(Dataset entries)
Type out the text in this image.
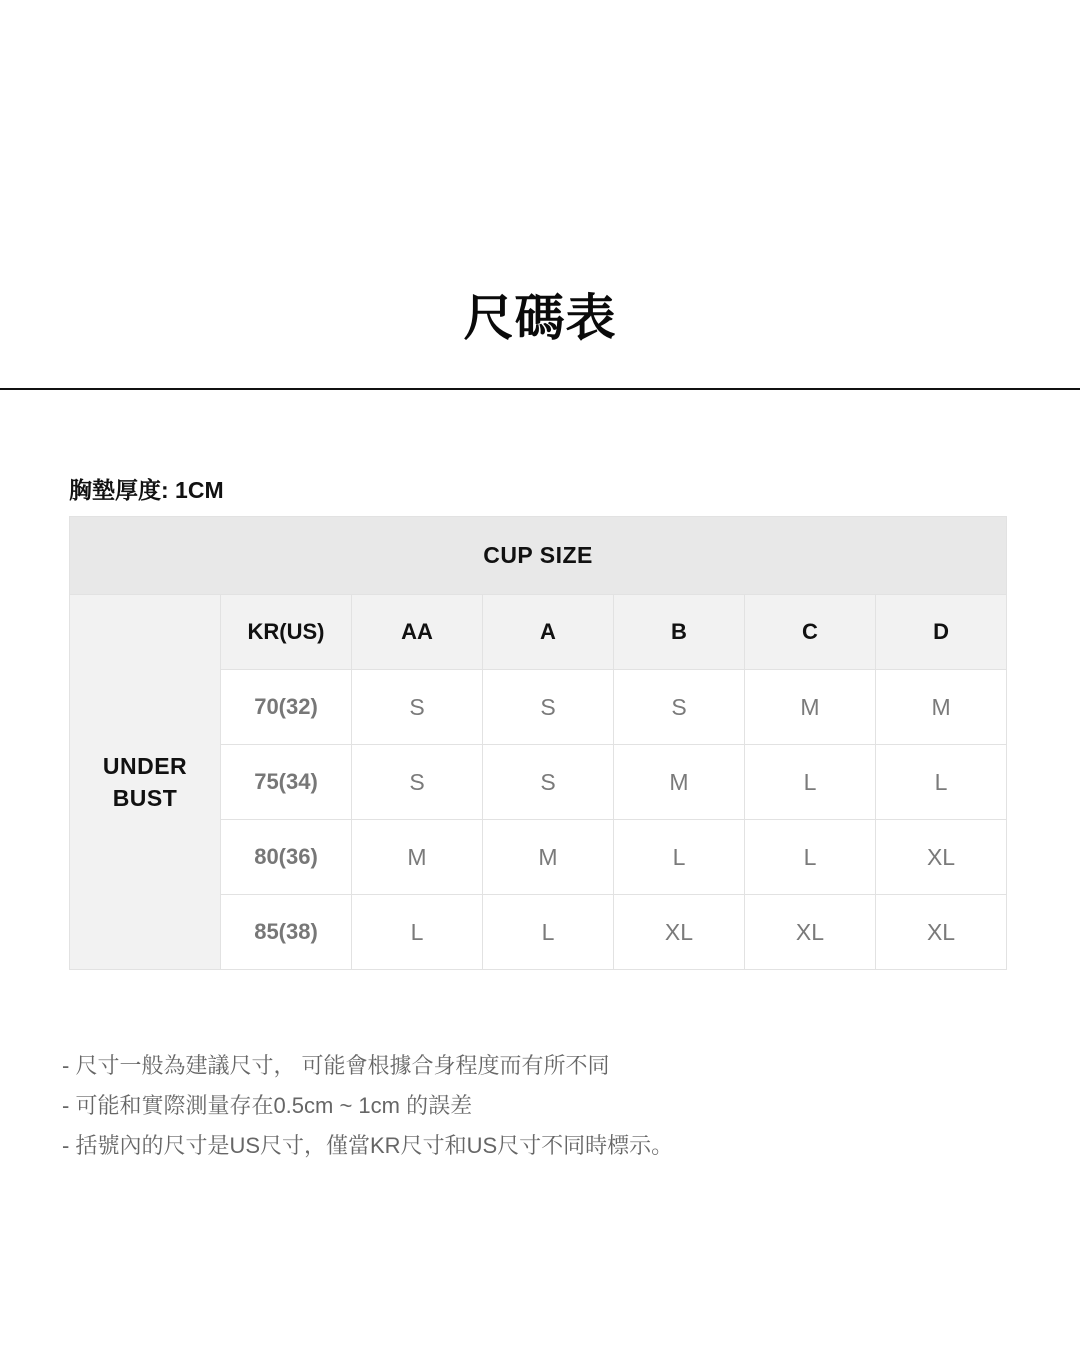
尺碼表

胸墊厚度: 1CM

CUP SIZE						
UNDER
BUST	KR(US)	AA	A	B	C	D
	70(32)	S	S	S	M	M
	75(34)	S	S	M	L	L
	80(36)	M	M	L	L	XL
	85(38)	L	L	XL	XL	XL
- 尺寸一般為建議尺寸， 可能會根據合身程度而有所不同
- 可能和實際測量存在0.5cm ~ 1cm 的誤差
- 括號內的尺寸是US尺寸，僅當KR尺寸和US尺寸不同時標示。
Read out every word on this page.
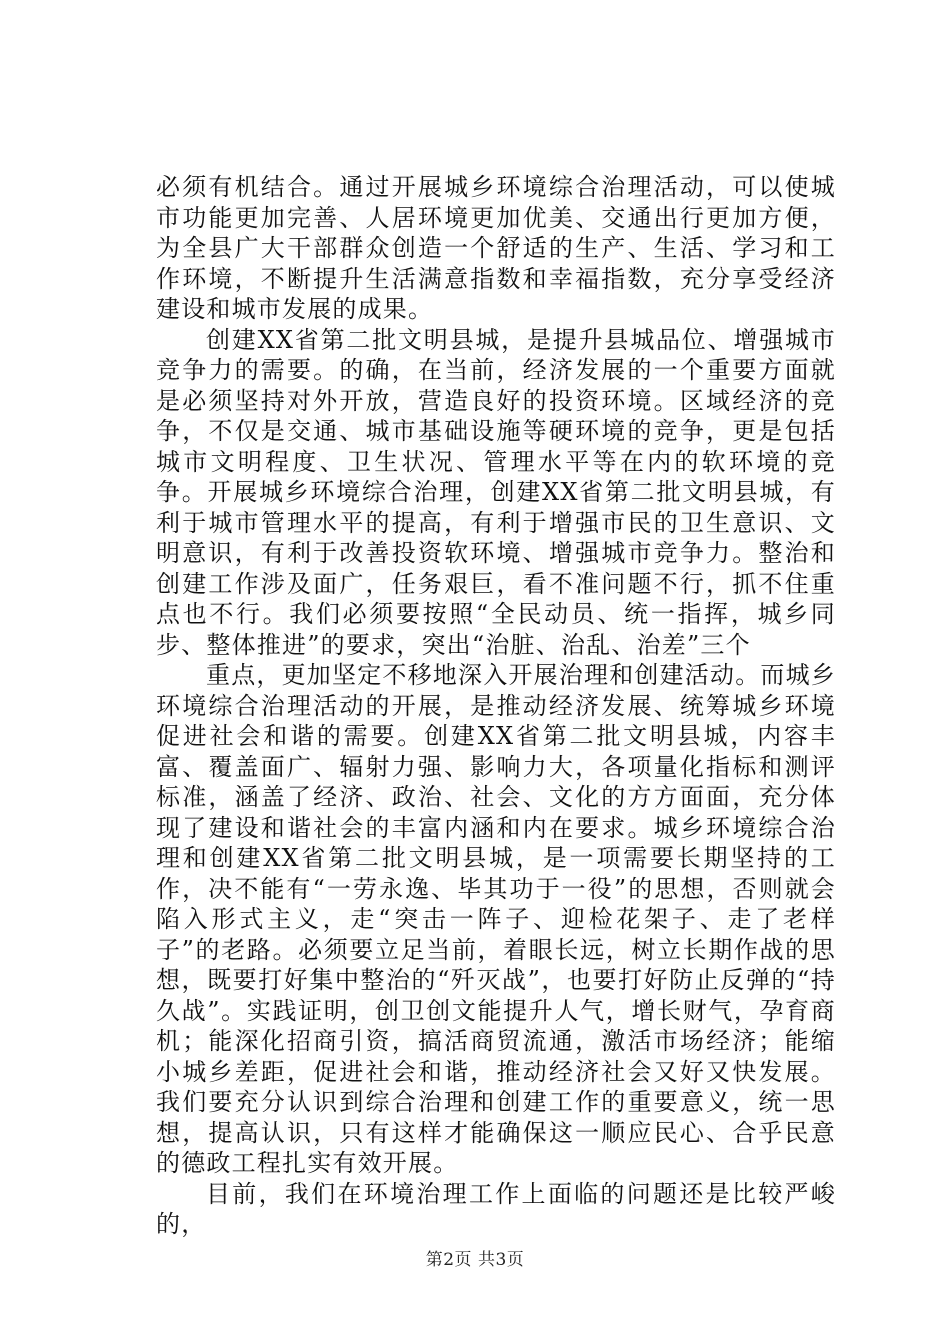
必须有机结合。通过开展城乡环境综合治理活动，可以使城市功能更加完善、人居环境更加优美、交通出行更加方便，为全县广大干部群众创造一个舒适的生产、生活、学习和工作环境，不断提升生活满意指数和幸福指数，充分享受经济建设和城市发展的成果。

创建XX省第二批文明县城，是提升县城品位、增强城市竞争力的需要。的确，在当前，经济发展的一个重要方面就是必须坚持对外开放，营造良好的投资环境。区域经济的竞争，不仅是交通、城市基础设施等硬环境的竞争，更是包括城市文明程度、卫生状况、管理水平等在内的软环境的竞争。开展城乡环境综合治理，创建XX省第二批文明县城，有利于城市管理水平的提高，有利于增强市民的卫生意识、文明意识，有利于改善投资软环境、增强城市竞争力。整治和创建工作涉及面广，任务艰巨，看不准问题不行，抓不住重点也不行。我们必须要按照“全民动员、统一指挥，城乡同步、整体推进”的要求，突出“治脏、治乱、治差”三个

重点，更加坚定不移地深入开展治理和创建活动。而城乡环境综合治理活动的开展，是推动经济发展、统筹城乡环境促进社会和谐的需要。创建XX省第二批文明县城，内容丰富、覆盖面广、辐射力强、影响力大，各项量化指标和测评标准，涵盖了经济、政治、社会、文化的方方面面，充分体现了建设和谐社会的丰富内涵和内在要求。城乡环境综合治理和创建XX省第二批文明县城，是一项需要长期坚持的工作，决不能有“一劳永逸、毕其功于一役”的思想，否则就会陷入形式主义，走“突击一阵子、迎检花架子、走了老样子”的老路。必须要立足当前，着眼长远，树立长期作战的思想，既要打好集中整治的“歼灭战”，也要打好防止反弹的“持久战”。实践证明，创卫创文能提升人气，增长财气，孕育商机；能深化招商引资，搞活商贸流通，激活市场经济；能缩小城乡差距，促进社会和谐，推动经济社会又好又快发展。我们要充分认识到综合治理和创建工作的重要意义，统一思想，提高认识，只有这样才能确保这一顺应民心、合乎民意的德政工程扎实有效开展。

目前，我们在环境治理工作上面临的问题还是比较严峻的，

第2页 共3页
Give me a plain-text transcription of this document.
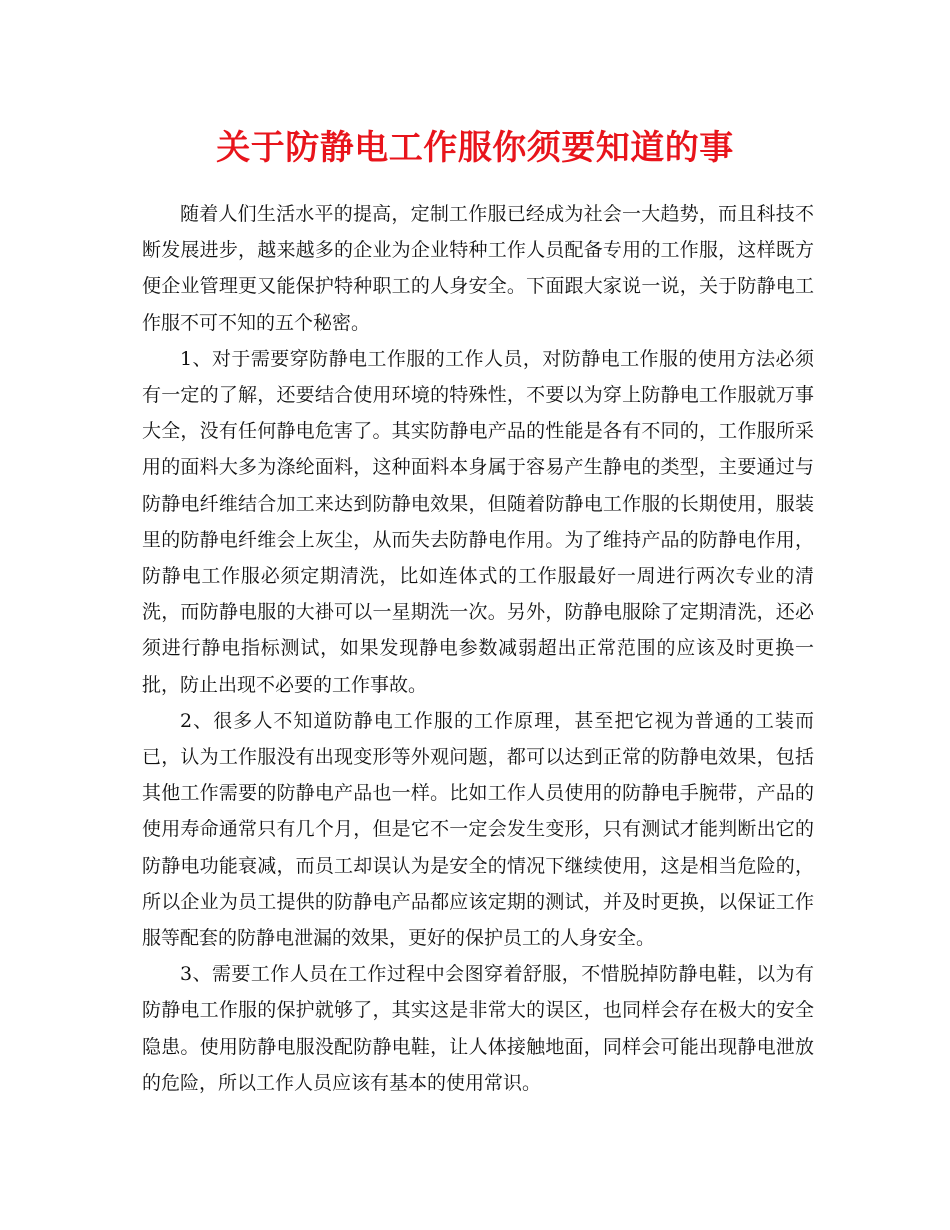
关于防静电工作服你须要知道的事

随着人们生活水平的提高，定制工作服已经成为社会一大趋势，而且科技不断发展进步，越来越多的企业为企业特种工作人员配备专用的工作服，这样既方便企业管理更又能保护特种职工的人身安全。下面跟大家说一说，关于防静电工作服不可不知的五个秘密。

1、对于需要穿防静电工作服的工作人员，对防静电工作服的使用方法必须有一定的了解，还要结合使用环境的特殊性，不要以为穿上防静电工作服就万事大全，没有任何静电危害了。其实防静电产品的性能是各有不同的，工作服所采用的面料大多为涤纶面料，这种面料本身属于容易产生静电的类型，主要通过与防静电纤维结合加工来达到防静电效果，但随着防静电工作服的长期使用，服装里的防静电纤维会上灰尘，从而失去防静电作用。为了维持产品的防静电作用，防静电工作服必须定期清洗，比如连体式的工作服最好一周进行两次专业的清洗，而防静电服的大褂可以一星期洗一次。另外，防静电服除了定期清洗，还必须进行静电指标测试，如果发现静电参数减弱超出正常范围的应该及时更换一批，防止出现不必要的工作事故。

2、很多人不知道防静电工作服的工作原理，甚至把它视为普通的工装而已，认为工作服没有出现变形等外观问题，都可以达到正常的防静电效果，包括其他工作需要的防静电产品也一样。比如工作人员使用的防静电手腕带，产品的使用寿命通常只有几个月，但是它不一定会发生变形，只有测试才能判断出它的防静电功能衰减，而员工却误认为是安全的情况下继续使用，这是相当危险的，所以企业为员工提供的防静电产品都应该定期的测试，并及时更换，以保证工作服等配套的防静电泄漏的效果，更好的保护员工的人身安全。

3、需要工作人员在工作过程中会图穿着舒服，不惜脱掉防静电鞋，以为有防静电工作服的保护就够了，其实这是非常大的误区，也同样会存在极大的安全隐患。使用防静电服没配防静电鞋，让人体接触地面，同样会可能出现静电泄放的危险，所以工作人员应该有基本的使用常识。
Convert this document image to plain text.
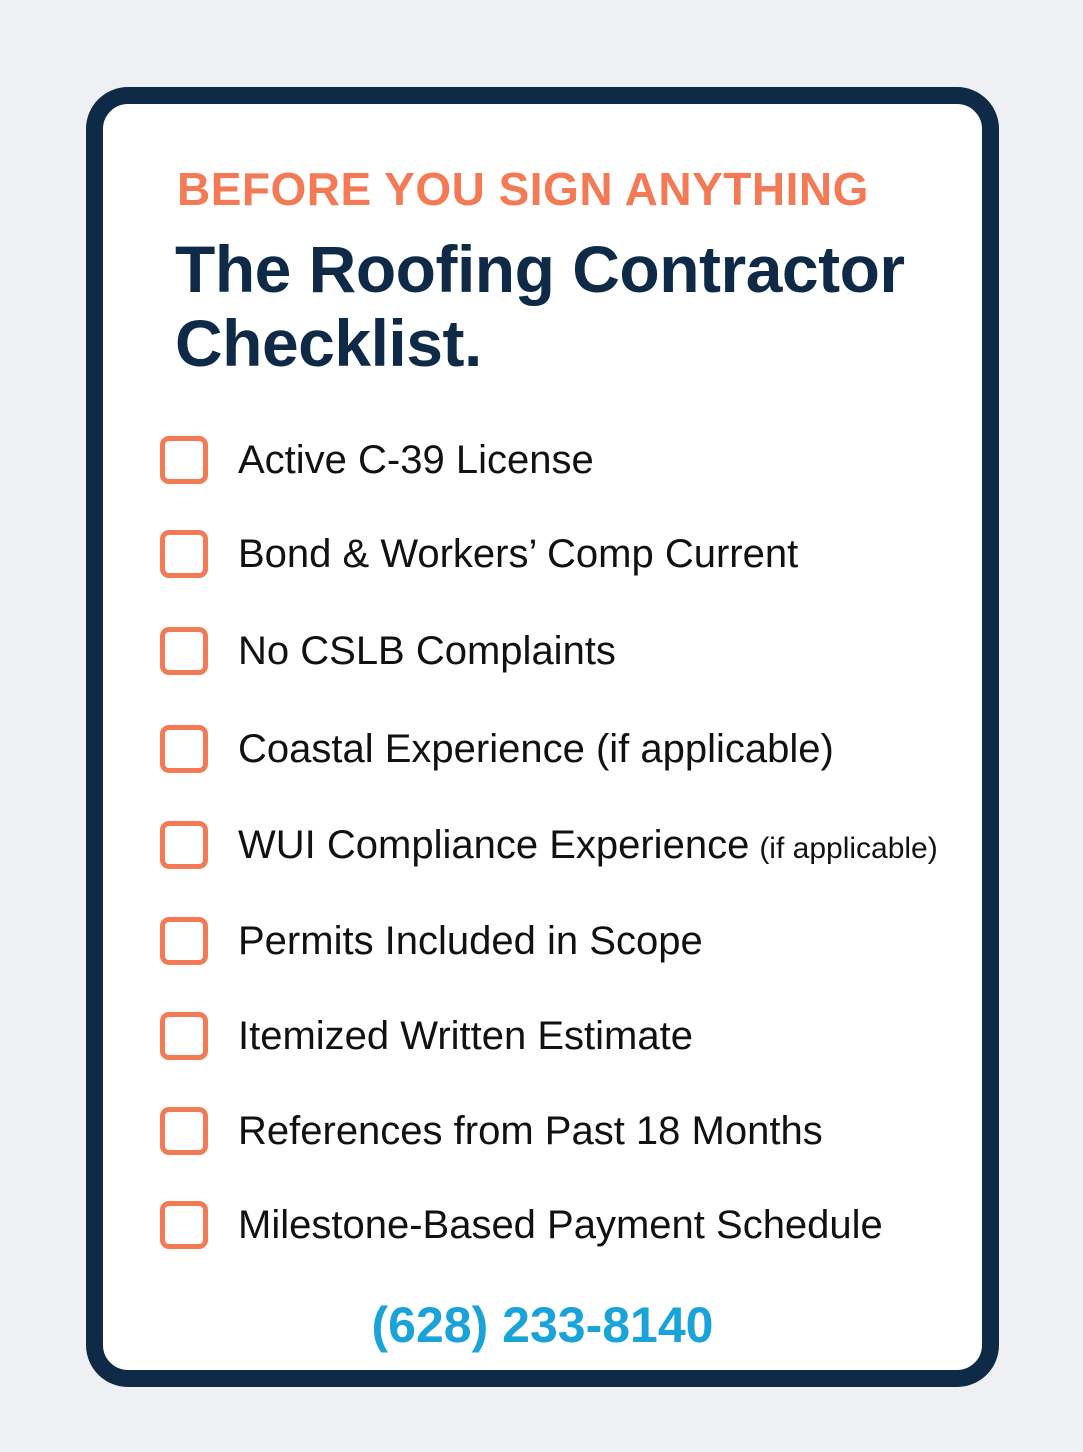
BEFORE YOU SIGN ANYTHING

The Roofing Contractor Checklist.
Active C-39 License
Bond & Workers’ Comp Current
No CSLB Complaints
Coastal Experience (if applicable)
WUI Compliance Experience (if applicable)
Permits Included in Scope
Itemized Written Estimate
References from Past 18 Months
Milestone-Based Payment Schedule
(628) 233-8140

- _PROBLEM STATEMENT_: Restate each line of the records exactly; pictures do not belong in the copy.

- _WRITTEN RESPONSE_:
Type out the text in this image.
尺碼表

胸墊厚度: 1CM

CUP SIZE						
UNDER
BUST	KR(US)	AA	A	B	C	D
	70(32)	S	S	S	M	M
	75(34)	S	S	M	L	L
	80(36)	M	M	L	L	XL
	85(38)	L	L	XL	XL	XL
- 尺寸一般為建議尺寸， 可能會根據合身程度而有所不同
- 可能和實際測量存在0.5cm ~ 1cm 的誤差
- 括號內的尺寸是US尺寸，僅當KR尺寸和US尺寸不同時標示。
Read out every word on this page.
必须有机结合。通过开展城乡环境综合治理活动，可以使城市功能更加完善、人居环境更加优美、交通出行更加方便，为全县广大干部群众创造一个舒适的生产、生活、学习和工作环境，不断提升生活满意指数和幸福指数，充分享受经济建设和城市发展的成果。

创建XX省第二批文明县城，是提升县城品位、增强城市竞争力的需要。的确，在当前，经济发展的一个重要方面就是必须坚持对外开放，营造良好的投资环境。区域经济的竞争，不仅是交通、城市基础设施等硬环境的竞争，更是包括城市文明程度、卫生状况、管理水平等在内的软环境的竞争。开展城乡环境综合治理，创建XX省第二批文明县城，有利于城市管理水平的提高，有利于增强市民的卫生意识、文明意识，有利于改善投资软环境、增强城市竞争力。整治和创建工作涉及面广，任务艰巨，看不准问题不行，抓不住重点也不行。我们必须要按照“全民动员、统一指挥，城乡同步、整体推进”的要求，突出“治脏、治乱、治差”三个

重点，更加坚定不移地深入开展治理和创建活动。而城乡环境综合治理活动的开展，是推动经济发展、统筹城乡环境促进社会和谐的需要。创建XX省第二批文明县城，内容丰富、覆盖面广、辐射力强、影响力大，各项量化指标和测评标准，涵盖了经济、政治、社会、文化的方方面面，充分体现了建设和谐社会的丰富内涵和内在要求。城乡环境综合治理和创建XX省第二批文明县城，是一项需要长期坚持的工作，决不能有“一劳永逸、毕其功于一役”的思想，否则就会陷入形式主义，走“突击一阵子、迎检花架子、走了老样子”的老路。必须要立足当前，着眼长远，树立长期作战的思想，既要打好集中整治的“歼灭战”，也要打好防止反弹的“持久战”。实践证明，创卫创文能提升人气，增长财气，孕育商机；能深化招商引资，搞活商贸流通，激活市场经济；能缩小城乡差距，促进社会和谐，推动经济社会又好又快发展。我们要充分认识到综合治理和创建工作的重要意义，统一思想，提高认识，只有这样才能确保这一顺应民心、合乎民意的德政工程扎实有效开展。

目前，我们在环境治理工作上面临的问题还是比较严峻的，

第2页 共3页
Give me a plain-text transcription of this document.
关于防静电工作服你须要知道的事

随着人们生活水平的提高，定制工作服已经成为社会一大趋势，而且科技不断发展进步，越来越多的企业为企业特种工作人员配备专用的工作服，这样既方便企业管理更又能保护特种职工的人身安全。下面跟大家说一说，关于防静电工作服不可不知的五个秘密。

1、对于需要穿防静电工作服的工作人员，对防静电工作服的使用方法必须有一定的了解，还要结合使用环境的特殊性，不要以为穿上防静电工作服就万事大全，没有任何静电危害了。其实防静电产品的性能是各有不同的，工作服所采用的面料大多为涤纶面料，这种面料本身属于容易产生静电的类型，主要通过与防静电纤维结合加工来达到防静电效果，但随着防静电工作服的长期使用，服装里的防静电纤维会上灰尘，从而失去防静电作用。为了维持产品的防静电作用，防静电工作服必须定期清洗，比如连体式的工作服最好一周进行两次专业的清洗，而防静电服的大褂可以一星期洗一次。另外，防静电服除了定期清洗，还必须进行静电指标测试，如果发现静电参数减弱超出正常范围的应该及时更换一批，防止出现不必要的工作事故。

2、很多人不知道防静电工作服的工作原理，甚至把它视为普通的工装而已，认为工作服没有出现变形等外观问题，都可以达到正常的防静电效果，包括其他工作需要的防静电产品也一样。比如工作人员使用的防静电手腕带，产品的使用寿命通常只有几个月，但是它不一定会发生变形，只有测试才能判断出它的防静电功能衰减，而员工却误认为是安全的情况下继续使用，这是相当危险的，所以企业为员工提供的防静电产品都应该定期的测试，并及时更换，以保证工作服等配套的防静电泄漏的效果，更好的保护员工的人身安全。

3、需要工作人员在工作过程中会图穿着舒服，不惜脱掉防静电鞋，以为有防静电工作服的保护就够了，其实这是非常大的误区，也同样会存在极大的安全隐患。使用防静电服没配防静电鞋，让人体接触地面，同样会可能出现静电泄放的危险，所以工作人员应该有基本的使用常识。
Convert this document image to plain text.
BEFORE YOU SIGN ANYTHING

The Roofing Contractor Checklist.
Active C-39 License
Bond & Workers’ Comp Current
No CSLB Complaints
Coastal Experience (if applicable)
WUI Compliance Experience (if applicable)
Permits Included in Scope
Itemized Written Estimate
References from Past 18 Months
Milestone-Based Payment Schedule
(628) 233-8140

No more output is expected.